**Your goal:**
State how many lines contain the string "later", and write nothing else.

**Records for the task:**
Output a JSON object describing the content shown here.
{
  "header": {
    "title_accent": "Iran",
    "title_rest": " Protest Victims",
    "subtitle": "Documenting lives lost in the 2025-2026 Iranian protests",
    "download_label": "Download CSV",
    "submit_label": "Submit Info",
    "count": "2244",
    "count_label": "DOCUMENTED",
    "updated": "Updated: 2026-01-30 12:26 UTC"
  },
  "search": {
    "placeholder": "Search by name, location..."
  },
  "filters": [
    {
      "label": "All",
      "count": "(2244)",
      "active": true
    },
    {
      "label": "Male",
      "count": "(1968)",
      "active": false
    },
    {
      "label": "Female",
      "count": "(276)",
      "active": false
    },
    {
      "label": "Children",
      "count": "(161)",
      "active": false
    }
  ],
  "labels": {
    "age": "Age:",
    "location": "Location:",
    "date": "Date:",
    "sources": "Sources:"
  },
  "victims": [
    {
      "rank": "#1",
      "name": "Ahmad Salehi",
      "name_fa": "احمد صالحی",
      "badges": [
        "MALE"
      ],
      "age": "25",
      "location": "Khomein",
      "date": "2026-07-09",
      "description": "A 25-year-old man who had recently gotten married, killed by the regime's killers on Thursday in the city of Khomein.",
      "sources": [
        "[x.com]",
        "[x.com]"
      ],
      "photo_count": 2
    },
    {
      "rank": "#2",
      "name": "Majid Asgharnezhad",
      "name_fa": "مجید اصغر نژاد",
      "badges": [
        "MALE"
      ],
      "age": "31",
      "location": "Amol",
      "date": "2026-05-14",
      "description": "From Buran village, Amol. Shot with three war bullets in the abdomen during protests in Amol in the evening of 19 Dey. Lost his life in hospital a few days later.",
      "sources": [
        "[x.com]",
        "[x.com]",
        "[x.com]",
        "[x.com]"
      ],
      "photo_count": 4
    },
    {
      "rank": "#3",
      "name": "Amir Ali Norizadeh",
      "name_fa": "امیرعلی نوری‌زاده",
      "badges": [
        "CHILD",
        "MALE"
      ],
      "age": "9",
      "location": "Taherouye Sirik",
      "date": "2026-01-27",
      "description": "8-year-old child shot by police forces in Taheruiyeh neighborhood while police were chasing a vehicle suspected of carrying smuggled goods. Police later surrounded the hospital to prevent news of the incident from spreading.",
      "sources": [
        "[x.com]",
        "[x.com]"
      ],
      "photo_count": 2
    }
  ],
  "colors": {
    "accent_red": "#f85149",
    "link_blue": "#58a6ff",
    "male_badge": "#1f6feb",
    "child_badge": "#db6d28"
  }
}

**Solution for this task:**
2